(Part of a data file)

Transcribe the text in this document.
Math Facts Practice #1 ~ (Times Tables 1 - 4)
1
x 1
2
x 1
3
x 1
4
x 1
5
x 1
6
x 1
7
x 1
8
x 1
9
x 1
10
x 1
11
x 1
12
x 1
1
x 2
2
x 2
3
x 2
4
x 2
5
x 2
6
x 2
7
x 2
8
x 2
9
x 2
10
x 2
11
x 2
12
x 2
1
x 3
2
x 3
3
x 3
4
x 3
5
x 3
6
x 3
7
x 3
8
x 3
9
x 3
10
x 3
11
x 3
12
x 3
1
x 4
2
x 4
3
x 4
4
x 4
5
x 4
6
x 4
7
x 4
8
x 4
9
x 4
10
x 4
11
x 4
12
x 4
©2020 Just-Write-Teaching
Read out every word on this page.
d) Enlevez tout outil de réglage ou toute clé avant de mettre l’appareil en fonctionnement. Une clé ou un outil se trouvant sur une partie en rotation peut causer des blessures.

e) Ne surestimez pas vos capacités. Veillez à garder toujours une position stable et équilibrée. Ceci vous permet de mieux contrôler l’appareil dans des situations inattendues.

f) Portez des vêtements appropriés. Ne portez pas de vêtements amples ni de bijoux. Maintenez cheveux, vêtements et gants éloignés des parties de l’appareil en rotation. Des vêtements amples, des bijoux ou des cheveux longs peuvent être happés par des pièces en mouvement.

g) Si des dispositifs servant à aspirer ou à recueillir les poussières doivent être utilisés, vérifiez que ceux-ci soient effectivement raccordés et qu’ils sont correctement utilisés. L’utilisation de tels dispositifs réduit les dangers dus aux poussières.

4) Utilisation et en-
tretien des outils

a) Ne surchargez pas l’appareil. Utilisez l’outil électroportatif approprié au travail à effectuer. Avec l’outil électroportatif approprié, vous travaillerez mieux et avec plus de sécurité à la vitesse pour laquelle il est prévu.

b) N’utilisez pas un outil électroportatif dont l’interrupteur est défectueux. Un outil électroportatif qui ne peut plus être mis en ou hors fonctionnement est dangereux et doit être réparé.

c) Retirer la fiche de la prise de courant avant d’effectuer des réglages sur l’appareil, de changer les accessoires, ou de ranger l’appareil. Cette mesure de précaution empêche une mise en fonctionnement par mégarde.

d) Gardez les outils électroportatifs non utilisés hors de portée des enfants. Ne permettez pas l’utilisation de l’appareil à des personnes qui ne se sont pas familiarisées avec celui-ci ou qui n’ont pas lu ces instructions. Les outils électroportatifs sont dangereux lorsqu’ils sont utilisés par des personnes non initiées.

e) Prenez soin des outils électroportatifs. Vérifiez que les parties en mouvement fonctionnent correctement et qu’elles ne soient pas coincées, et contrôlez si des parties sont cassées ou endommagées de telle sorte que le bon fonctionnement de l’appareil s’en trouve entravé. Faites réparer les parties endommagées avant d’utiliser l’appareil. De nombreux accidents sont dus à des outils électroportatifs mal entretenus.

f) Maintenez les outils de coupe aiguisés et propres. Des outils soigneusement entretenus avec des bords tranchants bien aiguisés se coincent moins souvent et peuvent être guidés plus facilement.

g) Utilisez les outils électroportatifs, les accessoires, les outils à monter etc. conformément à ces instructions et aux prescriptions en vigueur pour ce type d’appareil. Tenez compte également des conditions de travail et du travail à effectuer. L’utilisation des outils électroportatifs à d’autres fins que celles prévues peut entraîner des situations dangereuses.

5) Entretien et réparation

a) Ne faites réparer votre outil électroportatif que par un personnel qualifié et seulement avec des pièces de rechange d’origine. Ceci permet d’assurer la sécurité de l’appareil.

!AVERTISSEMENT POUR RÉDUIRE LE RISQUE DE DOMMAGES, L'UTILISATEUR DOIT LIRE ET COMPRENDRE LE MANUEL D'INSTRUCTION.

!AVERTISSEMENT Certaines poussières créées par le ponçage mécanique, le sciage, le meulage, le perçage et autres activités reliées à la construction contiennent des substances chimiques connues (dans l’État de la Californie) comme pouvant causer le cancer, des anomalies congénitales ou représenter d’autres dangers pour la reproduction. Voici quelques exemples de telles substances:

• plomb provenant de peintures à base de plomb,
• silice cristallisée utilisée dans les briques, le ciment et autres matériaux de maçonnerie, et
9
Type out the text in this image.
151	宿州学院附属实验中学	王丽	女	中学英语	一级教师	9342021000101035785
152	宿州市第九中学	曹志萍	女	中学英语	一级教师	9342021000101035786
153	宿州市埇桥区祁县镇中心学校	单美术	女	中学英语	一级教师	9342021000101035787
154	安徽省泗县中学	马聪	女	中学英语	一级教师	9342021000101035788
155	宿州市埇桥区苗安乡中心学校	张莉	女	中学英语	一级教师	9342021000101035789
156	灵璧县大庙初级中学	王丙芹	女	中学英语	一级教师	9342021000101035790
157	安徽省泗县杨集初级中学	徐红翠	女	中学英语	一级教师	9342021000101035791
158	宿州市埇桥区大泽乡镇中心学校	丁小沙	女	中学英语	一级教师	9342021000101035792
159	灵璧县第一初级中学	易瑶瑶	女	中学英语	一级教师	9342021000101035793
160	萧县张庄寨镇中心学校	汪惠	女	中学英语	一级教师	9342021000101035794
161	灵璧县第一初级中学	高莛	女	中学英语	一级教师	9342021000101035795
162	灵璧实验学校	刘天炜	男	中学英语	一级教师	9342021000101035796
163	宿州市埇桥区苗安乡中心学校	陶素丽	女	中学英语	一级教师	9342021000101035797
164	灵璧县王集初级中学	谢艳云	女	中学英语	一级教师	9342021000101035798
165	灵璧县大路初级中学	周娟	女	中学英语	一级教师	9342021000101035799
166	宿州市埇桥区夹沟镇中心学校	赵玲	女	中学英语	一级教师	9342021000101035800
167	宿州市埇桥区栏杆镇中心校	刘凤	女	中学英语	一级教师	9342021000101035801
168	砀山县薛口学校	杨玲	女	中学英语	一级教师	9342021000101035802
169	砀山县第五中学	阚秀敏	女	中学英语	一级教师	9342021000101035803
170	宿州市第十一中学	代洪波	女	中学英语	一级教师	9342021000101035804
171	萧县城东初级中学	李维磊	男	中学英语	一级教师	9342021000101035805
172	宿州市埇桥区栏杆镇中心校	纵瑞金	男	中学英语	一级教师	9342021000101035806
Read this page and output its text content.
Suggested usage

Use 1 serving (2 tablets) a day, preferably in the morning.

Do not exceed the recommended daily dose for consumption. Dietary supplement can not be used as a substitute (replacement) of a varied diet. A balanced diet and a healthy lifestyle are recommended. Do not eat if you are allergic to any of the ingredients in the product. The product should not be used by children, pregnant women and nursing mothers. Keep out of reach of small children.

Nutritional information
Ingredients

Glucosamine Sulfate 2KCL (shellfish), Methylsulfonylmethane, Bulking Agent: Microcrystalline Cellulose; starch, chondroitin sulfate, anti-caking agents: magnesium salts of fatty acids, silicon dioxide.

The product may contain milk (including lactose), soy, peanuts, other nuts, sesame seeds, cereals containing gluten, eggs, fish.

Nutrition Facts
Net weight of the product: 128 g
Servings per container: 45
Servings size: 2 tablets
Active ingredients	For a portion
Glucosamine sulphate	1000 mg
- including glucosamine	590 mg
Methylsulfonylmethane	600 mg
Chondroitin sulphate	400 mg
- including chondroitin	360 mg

» **Work to be completed**
Repeat the whole listing exactly, keeping every line intact.

» **Finished exercise**
Transcribe the text in this document.
Math Facts Practice #1 ~ (Times Tables 1 - 4)
1
x 1
2
x 1
3
x 1
4
x 1
5
x 1
6
x 1
7
x 1
8
x 1
9
x 1
10
x 1
11
x 1
12
x 1
1
x 2
2
x 2
3
x 2
4
x 2
5
x 2
6
x 2
7
x 2
8
x 2
9
x 2
10
x 2
11
x 2
12
x 2
1
x 3
2
x 3
3
x 3
4
x 3
5
x 3
6
x 3
7
x 3
8
x 3
9
x 3
10
x 3
11
x 3
12
x 3
1
x 4
2
x 4
3
x 4
4
x 4
5
x 4
6
x 4
7
x 4
8
x 4
9
x 4
10
x 4
11
x 4
12
x 4
©2020 Just-Write-Teaching
Read out every word on this page.
d) Enlevez tout outil de réglage ou toute clé avant de mettre l’appareil en fonctionnement. Une clé ou un outil se trouvant sur une partie en rotation peut causer des blessures.

e) Ne surestimez pas vos capacités. Veillez à garder toujours une position stable et équilibrée. Ceci vous permet de mieux contrôler l’appareil dans des situations inattendues.

f) Portez des vêtements appropriés. Ne portez pas de vêtements amples ni de bijoux. Maintenez cheveux, vêtements et gants éloignés des parties de l’appareil en rotation. Des vêtements amples, des bijoux ou des cheveux longs peuvent être happés par des pièces en mouvement.

g) Si des dispositifs servant à aspirer ou à recueillir les poussières doivent être utilisés, vérifiez que ceux-ci soient effectivement raccordés et qu’ils sont correctement utilisés. L’utilisation de tels dispositifs réduit les dangers dus aux poussières.

4) Utilisation et en-
tretien des outils

a) Ne surchargez pas l’appareil. Utilisez l’outil électroportatif approprié au travail à effectuer. Avec l’outil électroportatif approprié, vous travaillerez mieux et avec plus de sécurité à la vitesse pour laquelle il est prévu.

b) N’utilisez pas un outil électroportatif dont l’interrupteur est défectueux. Un outil électroportatif qui ne peut plus être mis en ou hors fonctionnement est dangereux et doit être réparé.

c) Retirer la fiche de la prise de courant avant d’effectuer des réglages sur l’appareil, de changer les accessoires, ou de ranger l’appareil. Cette mesure de précaution empêche une mise en fonctionnement par mégarde.

d) Gardez les outils électroportatifs non utilisés hors de portée des enfants. Ne permettez pas l’utilisation de l’appareil à des personnes qui ne se sont pas familiarisées avec celui-ci ou qui n’ont pas lu ces instructions. Les outils électroportatifs sont dangereux lorsqu’ils sont utilisés par des personnes non initiées.

e) Prenez soin des outils électroportatifs. Vérifiez que les parties en mouvement fonctionnent correctement et qu’elles ne soient pas coincées, et contrôlez si des parties sont cassées ou endommagées de telle sorte que le bon fonctionnement de l’appareil s’en trouve entravé. Faites réparer les parties endommagées avant d’utiliser l’appareil. De nombreux accidents sont dus à des outils électroportatifs mal entretenus.

f) Maintenez les outils de coupe aiguisés et propres. Des outils soigneusement entretenus avec des bords tranchants bien aiguisés se coincent moins souvent et peuvent être guidés plus facilement.

g) Utilisez les outils électroportatifs, les accessoires, les outils à monter etc. conformément à ces instructions et aux prescriptions en vigueur pour ce type d’appareil. Tenez compte également des conditions de travail et du travail à effectuer. L’utilisation des outils électroportatifs à d’autres fins que celles prévues peut entraîner des situations dangereuses.

5) Entretien et réparation

a) Ne faites réparer votre outil électroportatif que par un personnel qualifié et seulement avec des pièces de rechange d’origine. Ceci permet d’assurer la sécurité de l’appareil.

!AVERTISSEMENT POUR RÉDUIRE LE RISQUE DE DOMMAGES, L'UTILISATEUR DOIT LIRE ET COMPRENDRE LE MANUEL D'INSTRUCTION.

!AVERTISSEMENT Certaines poussières créées par le ponçage mécanique, le sciage, le meulage, le perçage et autres activités reliées à la construction contiennent des substances chimiques connues (dans l’État de la Californie) comme pouvant causer le cancer, des anomalies congénitales ou représenter d’autres dangers pour la reproduction. Voici quelques exemples de telles substances:

• plomb provenant de peintures à base de plomb,
• silice cristallisée utilisée dans les briques, le ciment et autres matériaux de maçonnerie, et
9
Type out the text in this image.
151	宿州学院附属实验中学	王丽	女	中学英语	一级教师	9342021000101035785
152	宿州市第九中学	曹志萍	女	中学英语	一级教师	9342021000101035786
153	宿州市埇桥区祁县镇中心学校	单美术	女	中学英语	一级教师	9342021000101035787
154	安徽省泗县中学	马聪	女	中学英语	一级教师	9342021000101035788
155	宿州市埇桥区苗安乡中心学校	张莉	女	中学英语	一级教师	9342021000101035789
156	灵璧县大庙初级中学	王丙芹	女	中学英语	一级教师	9342021000101035790
157	安徽省泗县杨集初级中学	徐红翠	女	中学英语	一级教师	9342021000101035791
158	宿州市埇桥区大泽乡镇中心学校	丁小沙	女	中学英语	一级教师	9342021000101035792
159	灵璧县第一初级中学	易瑶瑶	女	中学英语	一级教师	9342021000101035793
160	萧县张庄寨镇中心学校	汪惠	女	中学英语	一级教师	9342021000101035794
161	灵璧县第一初级中学	高莛	女	中学英语	一级教师	9342021000101035795
162	灵璧实验学校	刘天炜	男	中学英语	一级教师	9342021000101035796
163	宿州市埇桥区苗安乡中心学校	陶素丽	女	中学英语	一级教师	9342021000101035797
164	灵璧县王集初级中学	谢艳云	女	中学英语	一级教师	9342021000101035798
165	灵璧县大路初级中学	周娟	女	中学英语	一级教师	9342021000101035799
166	宿州市埇桥区夹沟镇中心学校	赵玲	女	中学英语	一级教师	9342021000101035800
167	宿州市埇桥区栏杆镇中心校	刘凤	女	中学英语	一级教师	9342021000101035801
168	砀山县薛口学校	杨玲	女	中学英语	一级教师	9342021000101035802
169	砀山县第五中学	阚秀敏	女	中学英语	一级教师	9342021000101035803
170	宿州市第十一中学	代洪波	女	中学英语	一级教师	9342021000101035804
171	萧县城东初级中学	李维磊	男	中学英语	一级教师	9342021000101035805
172	宿州市埇桥区栏杆镇中心校	纵瑞金	男	中学英语	一级教师	9342021000101035806
Read this page and output its text content.
Suggested usage

Use 1 serving (2 tablets) a day, preferably in the morning.

Do not exceed the recommended daily dose for consumption. Dietary supplement can not be used as a substitute (replacement) of a varied diet. A balanced diet and a healthy lifestyle are recommended. Do not eat if you are allergic to any of the ingredients in the product. The product should not be used by children, pregnant women and nursing mothers. Keep out of reach of small children.

Nutritional information
Ingredients

Glucosamine Sulfate 2KCL (shellfish), Methylsulfonylmethane, Bulking Agent: Microcrystalline Cellulose; starch, chondroitin sulfate, anti-caking agents: magnesium salts of fatty acids, silicon dioxide.

The product may contain milk (including lactose), soy, peanuts, other nuts, sesame seeds, cereals containing gluten, eggs, fish.

Nutrition Facts
Net weight of the product: 128 g
Servings per container: 45
Servings size: 2 tablets
Active ingredients	For a portion
Glucosamine sulphate	1000 mg
- including glucosamine	590 mg
Methylsulfonylmethane	600 mg
Chondroitin sulphate	400 mg
- including chondroitin	360 mg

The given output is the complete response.